» **Aim of the exercise**: Copy the lines that follow, keeping every character the same.

» **Material provided**:
[BEGIN]
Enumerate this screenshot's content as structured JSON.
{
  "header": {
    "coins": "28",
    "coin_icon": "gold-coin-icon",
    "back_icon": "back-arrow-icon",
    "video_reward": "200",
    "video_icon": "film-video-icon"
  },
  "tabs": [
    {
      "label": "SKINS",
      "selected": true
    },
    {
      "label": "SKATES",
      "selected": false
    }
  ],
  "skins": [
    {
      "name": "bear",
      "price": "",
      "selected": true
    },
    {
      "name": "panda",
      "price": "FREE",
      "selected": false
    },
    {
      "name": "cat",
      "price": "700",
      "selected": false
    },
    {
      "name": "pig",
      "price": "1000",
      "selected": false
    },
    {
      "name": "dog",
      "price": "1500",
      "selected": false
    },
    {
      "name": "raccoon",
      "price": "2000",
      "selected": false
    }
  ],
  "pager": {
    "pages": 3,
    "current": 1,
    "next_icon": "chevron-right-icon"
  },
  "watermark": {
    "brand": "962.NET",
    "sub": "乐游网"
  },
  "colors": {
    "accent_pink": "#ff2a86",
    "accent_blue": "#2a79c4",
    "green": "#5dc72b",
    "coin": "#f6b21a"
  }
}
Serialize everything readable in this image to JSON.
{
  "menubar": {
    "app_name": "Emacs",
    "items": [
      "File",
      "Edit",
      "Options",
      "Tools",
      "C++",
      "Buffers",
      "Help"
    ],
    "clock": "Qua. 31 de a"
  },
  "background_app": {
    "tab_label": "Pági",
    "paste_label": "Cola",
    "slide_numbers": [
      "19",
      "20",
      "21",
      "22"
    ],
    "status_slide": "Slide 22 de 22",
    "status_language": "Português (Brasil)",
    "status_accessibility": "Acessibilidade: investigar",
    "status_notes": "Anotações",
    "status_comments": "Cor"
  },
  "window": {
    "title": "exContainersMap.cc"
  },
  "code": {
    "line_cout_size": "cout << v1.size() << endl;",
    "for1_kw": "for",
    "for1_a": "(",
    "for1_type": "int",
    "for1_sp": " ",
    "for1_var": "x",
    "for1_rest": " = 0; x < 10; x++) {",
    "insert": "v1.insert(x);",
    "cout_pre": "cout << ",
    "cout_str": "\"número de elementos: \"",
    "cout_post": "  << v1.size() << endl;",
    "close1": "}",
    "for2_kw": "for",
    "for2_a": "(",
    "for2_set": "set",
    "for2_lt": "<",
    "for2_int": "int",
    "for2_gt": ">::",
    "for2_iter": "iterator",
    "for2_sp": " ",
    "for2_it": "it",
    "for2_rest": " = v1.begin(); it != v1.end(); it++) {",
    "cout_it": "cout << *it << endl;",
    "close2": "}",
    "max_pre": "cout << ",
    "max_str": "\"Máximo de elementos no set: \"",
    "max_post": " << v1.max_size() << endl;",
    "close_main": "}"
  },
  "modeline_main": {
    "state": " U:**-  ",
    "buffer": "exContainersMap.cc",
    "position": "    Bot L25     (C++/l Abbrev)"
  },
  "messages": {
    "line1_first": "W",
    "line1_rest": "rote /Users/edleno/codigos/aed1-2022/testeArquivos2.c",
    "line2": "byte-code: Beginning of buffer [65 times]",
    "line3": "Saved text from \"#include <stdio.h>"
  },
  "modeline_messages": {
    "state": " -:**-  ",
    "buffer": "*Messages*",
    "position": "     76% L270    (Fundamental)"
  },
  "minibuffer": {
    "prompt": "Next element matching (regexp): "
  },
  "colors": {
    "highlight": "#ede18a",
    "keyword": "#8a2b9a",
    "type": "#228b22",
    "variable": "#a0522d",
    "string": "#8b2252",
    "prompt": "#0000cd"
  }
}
[END]
» **Exercise result**:
Enumerate this screenshot's content as structured JSON.
{
  "header": {
    "coins": "28",
    "coin_icon": "gold-coin-icon",
    "back_icon": "back-arrow-icon",
    "video_reward": "200",
    "video_icon": "film-video-icon"
  },
  "tabs": [
    {
      "label": "SKINS",
      "selected": true
    },
    {
      "label": "SKATES",
      "selected": false
    }
  ],
  "skins": [
    {
      "name": "bear",
      "price": "",
      "selected": true
    },
    {
      "name": "panda",
      "price": "FREE",
      "selected": false
    },
    {
      "name": "cat",
      "price": "700",
      "selected": false
    },
    {
      "name": "pig",
      "price": "1000",
      "selected": false
    },
    {
      "name": "dog",
      "price": "1500",
      "selected": false
    },
    {
      "name": "raccoon",
      "price": "2000",
      "selected": false
    }
  ],
  "pager": {
    "pages": 3,
    "current": 1,
    "next_icon": "chevron-right-icon"
  },
  "watermark": {
    "brand": "962.NET",
    "sub": "乐游网"
  },
  "colors": {
    "accent_pink": "#ff2a86",
    "accent_blue": "#2a79c4",
    "green": "#5dc72b",
    "coin": "#f6b21a"
  }
}
Serialize everything readable in this image to JSON.
{
  "menubar": {
    "app_name": "Emacs",
    "items": [
      "File",
      "Edit",
      "Options",
      "Tools",
      "C++",
      "Buffers",
      "Help"
    ],
    "clock": "Qua. 31 de a"
  },
  "background_app": {
    "tab_label": "Pági",
    "paste_label": "Cola",
    "slide_numbers": [
      "19",
      "20",
      "21",
      "22"
    ],
    "status_slide": "Slide 22 de 22",
    "status_language": "Português (Brasil)",
    "status_accessibility": "Acessibilidade: investigar",
    "status_notes": "Anotações",
    "status_comments": "Cor"
  },
  "window": {
    "title": "exContainersMap.cc"
  },
  "code": {
    "line_cout_size": "cout << v1.size() << endl;",
    "for1_kw": "for",
    "for1_a": "(",
    "for1_type": "int",
    "for1_sp": " ",
    "for1_var": "x",
    "for1_rest": " = 0; x < 10; x++) {",
    "insert": "v1.insert(x);",
    "cout_pre": "cout << ",
    "cout_str": "\"número de elementos: \"",
    "cout_post": "  << v1.size() << endl;",
    "close1": "}",
    "for2_kw": "for",
    "for2_a": "(",
    "for2_set": "set",
    "for2_lt": "<",
    "for2_int": "int",
    "for2_gt": ">::",
    "for2_iter": "iterator",
    "for2_sp": " ",
    "for2_it": "it",
    "for2_rest": " = v1.begin(); it != v1.end(); it++) {",
    "cout_it": "cout << *it << endl;",
    "close2": "}",
    "max_pre": "cout << ",
    "max_str": "\"Máximo de elementos no set: \"",
    "max_post": " << v1.max_size() << endl;",
    "close_main": "}"
  },
  "modeline_main": {
    "state": " U:**-  ",
    "buffer": "exContainersMap.cc",
    "position": "    Bot L25     (C++/l Abbrev)"
  },
  "messages": {
    "line1_first": "W",
    "line1_rest": "rote /Users/edleno/codigos/aed1-2022/testeArquivos2.c",
    "line2": "byte-code: Beginning of buffer [65 times]",
    "line3": "Saved text from \"#include <stdio.h>"
  },
  "modeline_messages": {
    "state": " -:**-  ",
    "buffer": "*Messages*",
    "position": "     76% L270    (Fundamental)"
  },
  "minibuffer": {
    "prompt": "Next element matching (regexp): "
  },
  "colors": {
    "highlight": "#ede18a",
    "keyword": "#8a2b9a",
    "type": "#228b22",
    "variable": "#a0522d",
    "string": "#8b2252",
    "prompt": "#0000cd"
  }
}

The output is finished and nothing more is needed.